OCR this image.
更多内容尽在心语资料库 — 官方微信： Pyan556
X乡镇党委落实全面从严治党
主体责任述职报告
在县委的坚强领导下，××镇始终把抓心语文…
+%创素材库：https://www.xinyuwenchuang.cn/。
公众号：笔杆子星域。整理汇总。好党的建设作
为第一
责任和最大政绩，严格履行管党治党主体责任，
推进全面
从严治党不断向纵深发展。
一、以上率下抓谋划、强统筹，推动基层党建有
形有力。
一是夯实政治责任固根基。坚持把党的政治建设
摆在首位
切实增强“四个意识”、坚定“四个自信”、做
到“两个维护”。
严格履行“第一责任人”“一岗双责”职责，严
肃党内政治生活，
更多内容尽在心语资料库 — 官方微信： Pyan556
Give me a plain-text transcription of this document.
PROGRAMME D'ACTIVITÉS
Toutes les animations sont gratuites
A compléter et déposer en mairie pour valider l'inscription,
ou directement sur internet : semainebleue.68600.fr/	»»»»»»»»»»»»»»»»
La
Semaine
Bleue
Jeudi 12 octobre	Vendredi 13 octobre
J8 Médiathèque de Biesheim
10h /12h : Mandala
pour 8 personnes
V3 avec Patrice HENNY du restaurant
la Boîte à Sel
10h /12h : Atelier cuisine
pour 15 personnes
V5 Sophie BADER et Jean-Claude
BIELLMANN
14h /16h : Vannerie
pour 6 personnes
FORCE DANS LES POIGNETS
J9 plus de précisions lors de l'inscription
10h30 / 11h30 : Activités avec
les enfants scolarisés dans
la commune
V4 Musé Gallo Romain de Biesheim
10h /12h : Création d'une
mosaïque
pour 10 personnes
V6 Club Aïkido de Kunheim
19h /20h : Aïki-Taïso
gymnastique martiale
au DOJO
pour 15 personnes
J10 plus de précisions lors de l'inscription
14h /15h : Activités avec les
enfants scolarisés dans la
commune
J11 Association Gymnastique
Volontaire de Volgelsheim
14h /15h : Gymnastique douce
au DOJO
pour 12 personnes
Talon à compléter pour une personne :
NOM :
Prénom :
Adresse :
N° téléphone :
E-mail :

+-------+

Go back to the listing above and please repeat it exactly.

→ **ANSWER TO THE EXERCISE**:
OCR this image.
更多内容尽在心语资料库 — 官方微信： Pyan556
X乡镇党委落实全面从严治党
主体责任述职报告
在县委的坚强领导下，××镇始终把抓心语文…
+%创素材库：https://www.xinyuwenchuang.cn/。
公众号：笔杆子星域。整理汇总。好党的建设作
为第一
责任和最大政绩，严格履行管党治党主体责任，
推进全面
从严治党不断向纵深发展。
一、以上率下抓谋划、强统筹，推动基层党建有
形有力。
一是夯实政治责任固根基。坚持把党的政治建设
摆在首位
切实增强“四个意识”、坚定“四个自信”、做
到“两个维护”。
严格履行“第一责任人”“一岗双责”职责，严
肃党内政治生活，
更多内容尽在心语资料库 — 官方微信： Pyan556
Give me a plain-text transcription of this document.
PROGRAMME D'ACTIVITÉS
Toutes les animations sont gratuites
A compléter et déposer en mairie pour valider l'inscription,
ou directement sur internet : semainebleue.68600.fr/	»»»»»»»»»»»»»»»»
La
Semaine
Bleue
Jeudi 12 octobre	Vendredi 13 octobre
J8 Médiathèque de Biesheim
10h /12h : Mandala
pour 8 personnes
V3 avec Patrice HENNY du restaurant
la Boîte à Sel
10h /12h : Atelier cuisine
pour 15 personnes
V5 Sophie BADER et Jean-Claude
BIELLMANN
14h /16h : Vannerie
pour 6 personnes
FORCE DANS LES POIGNETS
J9 plus de précisions lors de l'inscription
10h30 / 11h30 : Activités avec
les enfants scolarisés dans
la commune
V4 Musé Gallo Romain de Biesheim
10h /12h : Création d'une
mosaïque
pour 10 personnes
V6 Club Aïkido de Kunheim
19h /20h : Aïki-Taïso
gymnastique martiale
au DOJO
pour 15 personnes
J10 plus de précisions lors de l'inscription
14h /15h : Activités avec les
enfants scolarisés dans la
commune
J11 Association Gymnastique
Volontaire de Volgelsheim
14h /15h : Gymnastique douce
au DOJO
pour 12 personnes
Talon à compléter pour une personne :
NOM :
Prénom :
Adresse :
N° téléphone :
E-mail :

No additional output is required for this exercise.